## Available records:
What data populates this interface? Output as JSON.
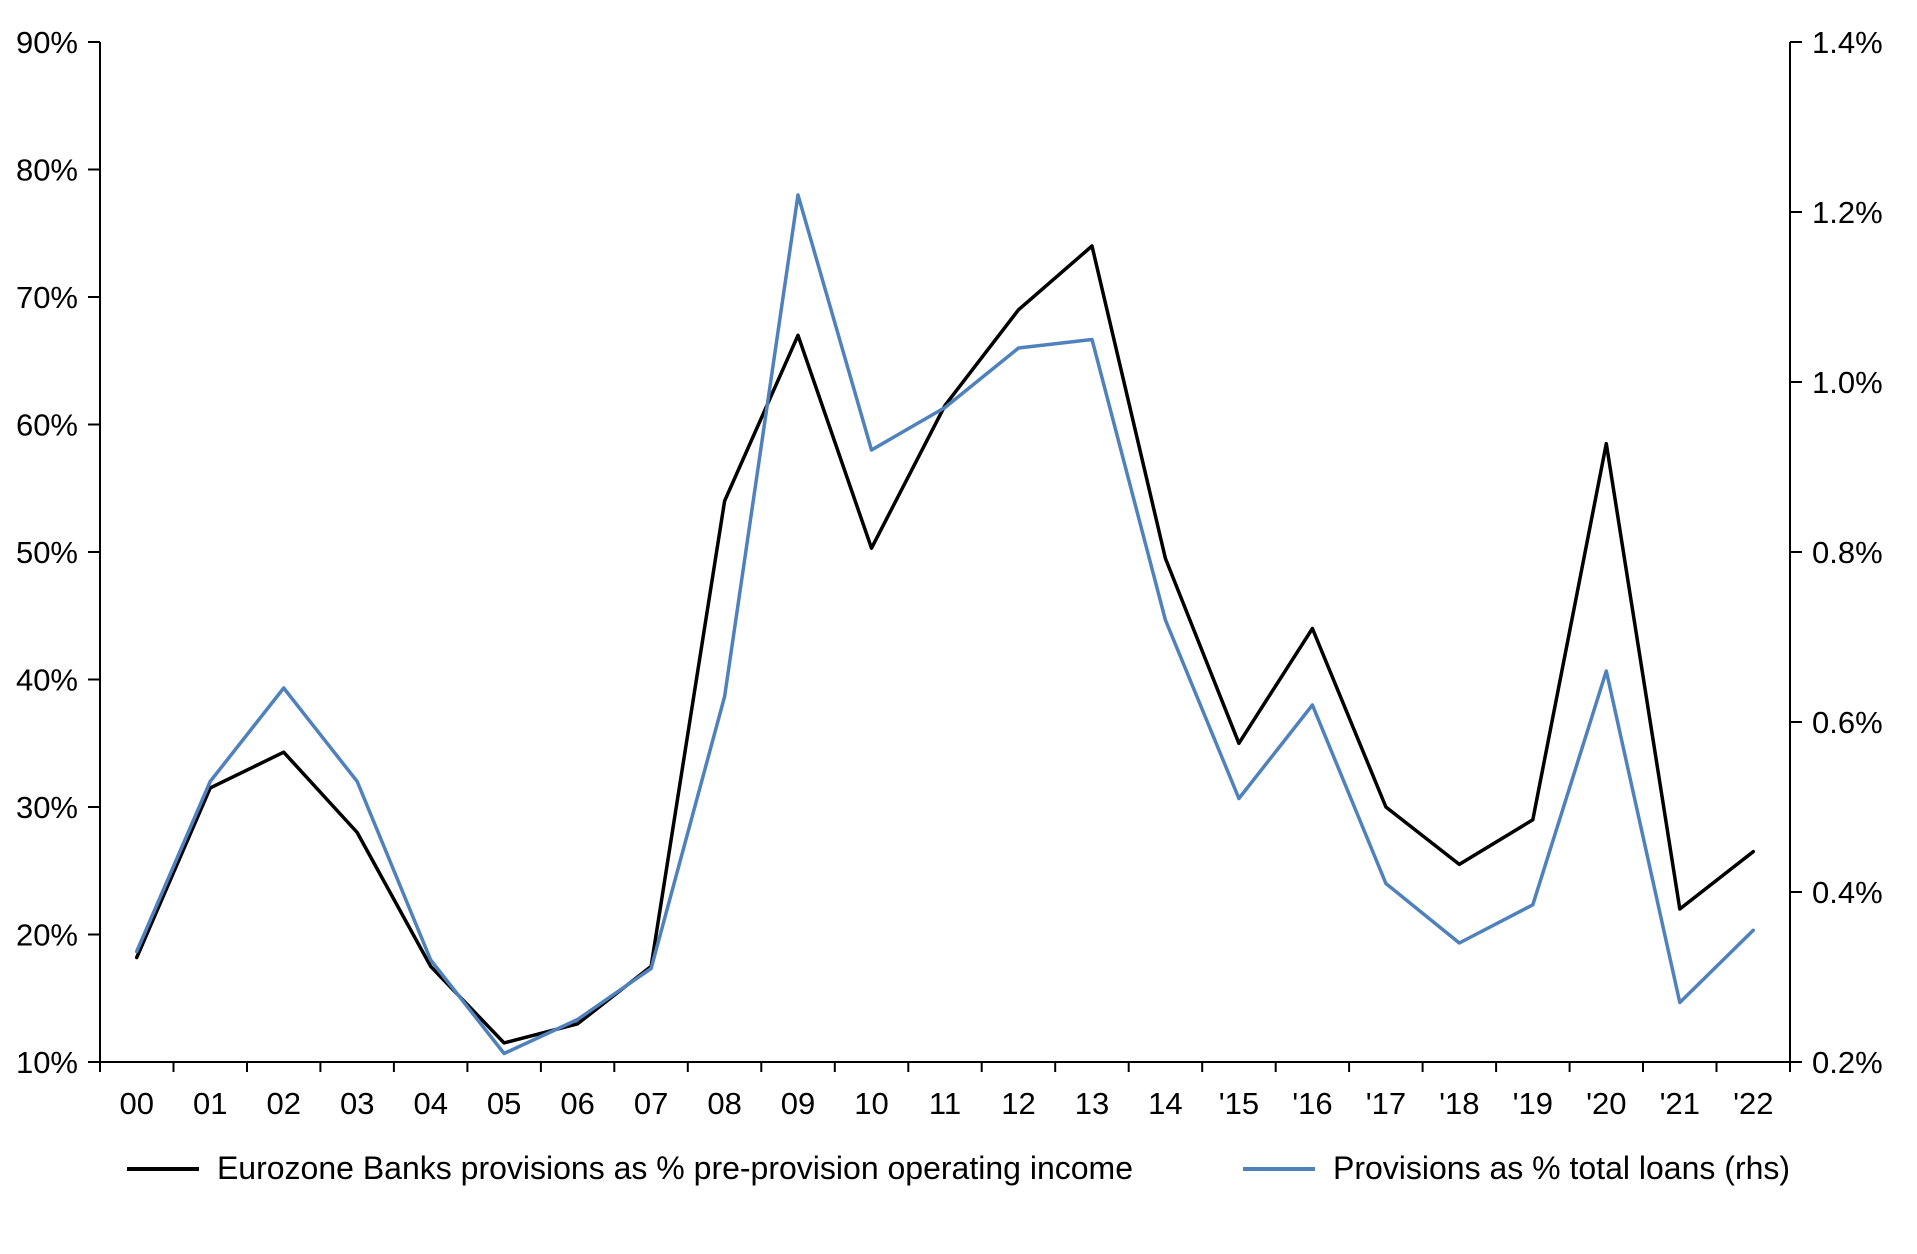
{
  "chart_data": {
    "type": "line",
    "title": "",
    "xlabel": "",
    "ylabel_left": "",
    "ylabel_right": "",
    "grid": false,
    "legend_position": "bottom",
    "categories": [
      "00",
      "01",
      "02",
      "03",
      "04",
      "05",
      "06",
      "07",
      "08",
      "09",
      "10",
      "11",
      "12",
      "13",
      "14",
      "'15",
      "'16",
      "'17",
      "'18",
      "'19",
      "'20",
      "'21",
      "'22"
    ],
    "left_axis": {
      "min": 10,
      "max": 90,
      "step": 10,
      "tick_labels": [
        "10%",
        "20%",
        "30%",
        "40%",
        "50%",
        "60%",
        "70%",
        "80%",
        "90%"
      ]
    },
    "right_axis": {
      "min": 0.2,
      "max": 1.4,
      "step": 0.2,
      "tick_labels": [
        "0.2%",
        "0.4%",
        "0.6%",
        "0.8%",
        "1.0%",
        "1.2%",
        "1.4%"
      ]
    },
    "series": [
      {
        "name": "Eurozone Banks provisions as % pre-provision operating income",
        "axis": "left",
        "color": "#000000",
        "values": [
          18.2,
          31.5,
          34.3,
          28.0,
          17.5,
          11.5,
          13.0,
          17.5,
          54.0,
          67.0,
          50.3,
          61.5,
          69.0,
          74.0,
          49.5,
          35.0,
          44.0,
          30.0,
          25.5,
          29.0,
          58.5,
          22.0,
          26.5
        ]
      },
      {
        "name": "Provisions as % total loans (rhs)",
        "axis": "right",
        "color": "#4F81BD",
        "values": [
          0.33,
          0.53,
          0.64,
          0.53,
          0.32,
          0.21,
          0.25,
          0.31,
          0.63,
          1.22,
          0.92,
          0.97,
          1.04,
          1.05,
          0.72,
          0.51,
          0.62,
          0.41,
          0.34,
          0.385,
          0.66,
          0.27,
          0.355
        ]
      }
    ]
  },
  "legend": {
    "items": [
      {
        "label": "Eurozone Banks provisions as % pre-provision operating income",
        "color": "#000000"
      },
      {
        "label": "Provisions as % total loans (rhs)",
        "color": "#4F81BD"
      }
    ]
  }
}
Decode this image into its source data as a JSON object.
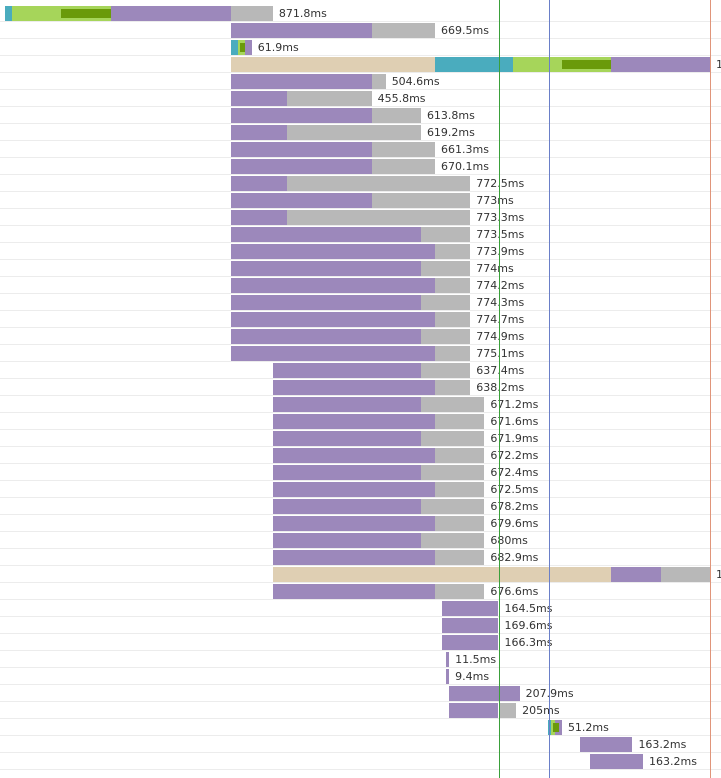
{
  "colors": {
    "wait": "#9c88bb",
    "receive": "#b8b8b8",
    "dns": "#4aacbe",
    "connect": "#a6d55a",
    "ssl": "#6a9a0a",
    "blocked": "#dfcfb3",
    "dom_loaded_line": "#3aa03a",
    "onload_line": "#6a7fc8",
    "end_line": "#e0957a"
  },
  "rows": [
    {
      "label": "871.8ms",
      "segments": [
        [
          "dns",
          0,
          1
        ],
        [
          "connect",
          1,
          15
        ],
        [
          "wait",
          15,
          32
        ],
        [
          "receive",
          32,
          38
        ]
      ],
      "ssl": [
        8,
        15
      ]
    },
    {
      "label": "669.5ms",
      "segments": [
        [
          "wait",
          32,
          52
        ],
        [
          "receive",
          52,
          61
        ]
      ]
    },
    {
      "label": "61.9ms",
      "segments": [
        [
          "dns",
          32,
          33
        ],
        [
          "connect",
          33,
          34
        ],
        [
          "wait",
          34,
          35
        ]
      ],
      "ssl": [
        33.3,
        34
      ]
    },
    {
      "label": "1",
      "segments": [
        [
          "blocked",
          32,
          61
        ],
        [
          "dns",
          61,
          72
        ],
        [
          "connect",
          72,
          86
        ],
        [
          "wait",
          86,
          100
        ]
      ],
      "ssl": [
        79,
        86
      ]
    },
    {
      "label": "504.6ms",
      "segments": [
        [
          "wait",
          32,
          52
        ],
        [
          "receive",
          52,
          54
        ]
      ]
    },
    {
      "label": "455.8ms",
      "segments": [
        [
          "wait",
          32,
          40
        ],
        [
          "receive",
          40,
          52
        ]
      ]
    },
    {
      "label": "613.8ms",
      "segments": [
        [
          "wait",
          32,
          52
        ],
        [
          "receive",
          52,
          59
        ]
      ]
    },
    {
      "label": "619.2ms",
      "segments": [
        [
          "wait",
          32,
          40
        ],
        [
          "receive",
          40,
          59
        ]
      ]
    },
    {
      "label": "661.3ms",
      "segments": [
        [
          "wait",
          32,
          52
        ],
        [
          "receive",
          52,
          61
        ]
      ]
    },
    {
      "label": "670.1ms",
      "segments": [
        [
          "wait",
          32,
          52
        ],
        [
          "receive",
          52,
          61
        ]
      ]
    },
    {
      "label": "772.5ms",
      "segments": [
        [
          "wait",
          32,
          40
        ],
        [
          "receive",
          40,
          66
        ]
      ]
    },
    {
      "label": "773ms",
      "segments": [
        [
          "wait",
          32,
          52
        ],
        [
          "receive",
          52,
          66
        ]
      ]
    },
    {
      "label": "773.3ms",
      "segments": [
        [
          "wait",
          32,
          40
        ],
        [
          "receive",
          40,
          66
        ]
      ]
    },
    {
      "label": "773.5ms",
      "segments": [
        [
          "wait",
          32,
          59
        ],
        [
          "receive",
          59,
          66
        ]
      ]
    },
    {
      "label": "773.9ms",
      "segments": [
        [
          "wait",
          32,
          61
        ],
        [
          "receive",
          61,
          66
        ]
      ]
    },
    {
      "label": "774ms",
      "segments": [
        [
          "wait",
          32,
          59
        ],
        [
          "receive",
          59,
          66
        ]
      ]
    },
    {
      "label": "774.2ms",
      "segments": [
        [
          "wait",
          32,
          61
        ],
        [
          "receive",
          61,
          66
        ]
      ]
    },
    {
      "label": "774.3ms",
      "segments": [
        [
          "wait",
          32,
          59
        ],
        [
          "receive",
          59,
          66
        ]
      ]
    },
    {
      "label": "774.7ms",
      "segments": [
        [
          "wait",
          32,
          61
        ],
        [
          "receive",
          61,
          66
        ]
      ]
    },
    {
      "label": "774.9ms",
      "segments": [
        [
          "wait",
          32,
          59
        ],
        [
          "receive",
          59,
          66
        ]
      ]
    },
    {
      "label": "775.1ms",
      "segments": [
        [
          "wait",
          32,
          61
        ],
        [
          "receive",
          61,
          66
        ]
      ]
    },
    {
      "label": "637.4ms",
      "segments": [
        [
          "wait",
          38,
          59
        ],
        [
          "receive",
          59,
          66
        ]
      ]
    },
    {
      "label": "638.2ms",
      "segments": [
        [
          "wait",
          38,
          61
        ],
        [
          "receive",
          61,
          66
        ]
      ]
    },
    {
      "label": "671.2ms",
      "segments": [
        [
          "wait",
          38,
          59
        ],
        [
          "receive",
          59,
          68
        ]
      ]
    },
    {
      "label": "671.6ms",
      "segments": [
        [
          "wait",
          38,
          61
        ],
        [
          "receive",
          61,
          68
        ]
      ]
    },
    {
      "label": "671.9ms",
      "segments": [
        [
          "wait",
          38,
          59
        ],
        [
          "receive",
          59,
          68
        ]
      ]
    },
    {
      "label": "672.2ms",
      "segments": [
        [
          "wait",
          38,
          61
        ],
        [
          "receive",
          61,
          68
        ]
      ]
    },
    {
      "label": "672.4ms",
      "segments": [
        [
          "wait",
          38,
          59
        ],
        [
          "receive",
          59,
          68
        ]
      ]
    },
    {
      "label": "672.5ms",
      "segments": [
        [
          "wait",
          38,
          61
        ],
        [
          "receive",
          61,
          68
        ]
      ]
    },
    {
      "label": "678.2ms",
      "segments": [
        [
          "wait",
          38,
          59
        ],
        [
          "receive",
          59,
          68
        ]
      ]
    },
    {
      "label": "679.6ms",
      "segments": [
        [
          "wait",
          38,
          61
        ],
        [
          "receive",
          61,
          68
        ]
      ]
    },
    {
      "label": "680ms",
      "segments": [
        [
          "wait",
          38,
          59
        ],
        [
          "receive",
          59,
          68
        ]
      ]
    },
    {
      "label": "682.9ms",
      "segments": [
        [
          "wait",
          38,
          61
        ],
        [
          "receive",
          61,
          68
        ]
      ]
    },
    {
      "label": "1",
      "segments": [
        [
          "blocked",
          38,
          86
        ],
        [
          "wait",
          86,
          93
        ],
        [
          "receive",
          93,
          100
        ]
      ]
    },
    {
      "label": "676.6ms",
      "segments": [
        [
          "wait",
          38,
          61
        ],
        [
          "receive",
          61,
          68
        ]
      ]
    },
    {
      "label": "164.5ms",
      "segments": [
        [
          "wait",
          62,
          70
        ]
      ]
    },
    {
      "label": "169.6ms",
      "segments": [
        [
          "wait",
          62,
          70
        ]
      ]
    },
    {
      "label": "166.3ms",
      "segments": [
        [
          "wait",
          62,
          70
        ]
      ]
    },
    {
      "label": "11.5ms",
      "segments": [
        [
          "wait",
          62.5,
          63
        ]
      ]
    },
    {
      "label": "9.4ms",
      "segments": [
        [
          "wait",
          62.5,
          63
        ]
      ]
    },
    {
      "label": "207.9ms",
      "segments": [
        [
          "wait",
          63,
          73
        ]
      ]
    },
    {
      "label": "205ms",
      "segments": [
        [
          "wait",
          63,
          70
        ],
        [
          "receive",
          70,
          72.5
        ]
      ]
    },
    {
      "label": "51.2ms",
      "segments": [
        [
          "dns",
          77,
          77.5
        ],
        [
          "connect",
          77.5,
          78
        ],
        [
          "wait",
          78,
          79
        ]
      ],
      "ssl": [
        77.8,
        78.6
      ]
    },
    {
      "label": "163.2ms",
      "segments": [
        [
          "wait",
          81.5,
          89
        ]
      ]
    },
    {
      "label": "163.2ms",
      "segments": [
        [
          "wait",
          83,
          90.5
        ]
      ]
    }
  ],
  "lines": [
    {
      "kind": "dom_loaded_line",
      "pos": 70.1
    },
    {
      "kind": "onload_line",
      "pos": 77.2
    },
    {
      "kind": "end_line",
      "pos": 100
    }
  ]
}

## Task description:
Pull out all lines containing the word "name" from the entries above.

## Correct answer:
        "name": "Eurozone Banks provisions as % pre-provision operating income",
        "name": "Provisions as % total loans (rhs)",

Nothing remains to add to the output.